*What is asked:* Restate the data below word for word. Skip any images it contains.

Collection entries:
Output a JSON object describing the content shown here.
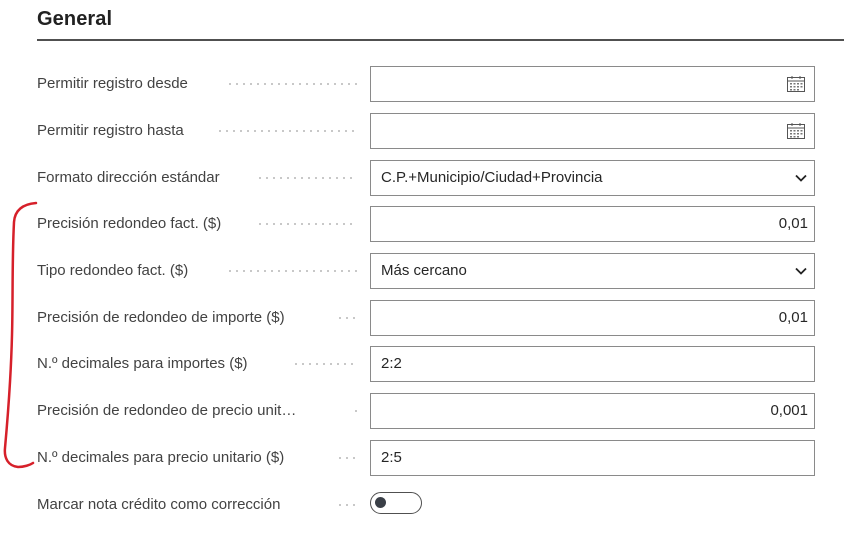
{
  "section": {
    "title": "General"
  },
  "fields": [
    {
      "label": "Permitir registro desde",
      "value": "",
      "control": "date"
    },
    {
      "label": "Permitir registro hasta",
      "value": "",
      "control": "date"
    },
    {
      "label": "Formato dirección estándar",
      "value": "C.P.+Municipio/Ciudad+Provincia",
      "control": "select"
    },
    {
      "label": "Precisión redondeo fact. ($)",
      "value": "0,01",
      "control": "number"
    },
    {
      "label": "Tipo redondeo fact. ($)",
      "value": "Más cercano",
      "control": "select"
    },
    {
      "label": "Precisión de redondeo de importe ($)",
      "value": "0,01",
      "control": "number"
    },
    {
      "label": "N.º decimales para importes ($)",
      "value": "2:2",
      "control": "text"
    },
    {
      "label": "Precisión de redondeo de precio unit…",
      "value": "0,001",
      "control": "number"
    },
    {
      "label": "N.º decimales para precio unitario ($)",
      "value": "2:5",
      "control": "text"
    },
    {
      "label": "Marcar nota crédito como corrección",
      "value": "off",
      "control": "toggle"
    }
  ],
  "colors": {
    "annotation": "#d6202a",
    "rule": "#505050",
    "border": "#8a8a8a"
  },
  "icons": {
    "date": "calendar-icon",
    "select": "chevron-down-icon"
  }
}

*Written solution:*
Output a JSON object describing the content shown here.
{
  "section": {
    "title": "General"
  },
  "fields": [
    {
      "label": "Permitir registro desde",
      "value": "",
      "control": "date"
    },
    {
      "label": "Permitir registro hasta",
      "value": "",
      "control": "date"
    },
    {
      "label": "Formato dirección estándar",
      "value": "C.P.+Municipio/Ciudad+Provincia",
      "control": "select"
    },
    {
      "label": "Precisión redondeo fact. ($)",
      "value": "0,01",
      "control": "number"
    },
    {
      "label": "Tipo redondeo fact. ($)",
      "value": "Más cercano",
      "control": "select"
    },
    {
      "label": "Precisión de redondeo de importe ($)",
      "value": "0,01",
      "control": "number"
    },
    {
      "label": "N.º decimales para importes ($)",
      "value": "2:2",
      "control": "text"
    },
    {
      "label": "Precisión de redondeo de precio unit…",
      "value": "0,001",
      "control": "number"
    },
    {
      "label": "N.º decimales para precio unitario ($)",
      "value": "2:5",
      "control": "text"
    },
    {
      "label": "Marcar nota crédito como corrección",
      "value": "off",
      "control": "toggle"
    }
  ],
  "colors": {
    "annotation": "#d6202a",
    "rule": "#505050",
    "border": "#8a8a8a"
  },
  "icons": {
    "date": "calendar-icon",
    "select": "chevron-down-icon"
  }
}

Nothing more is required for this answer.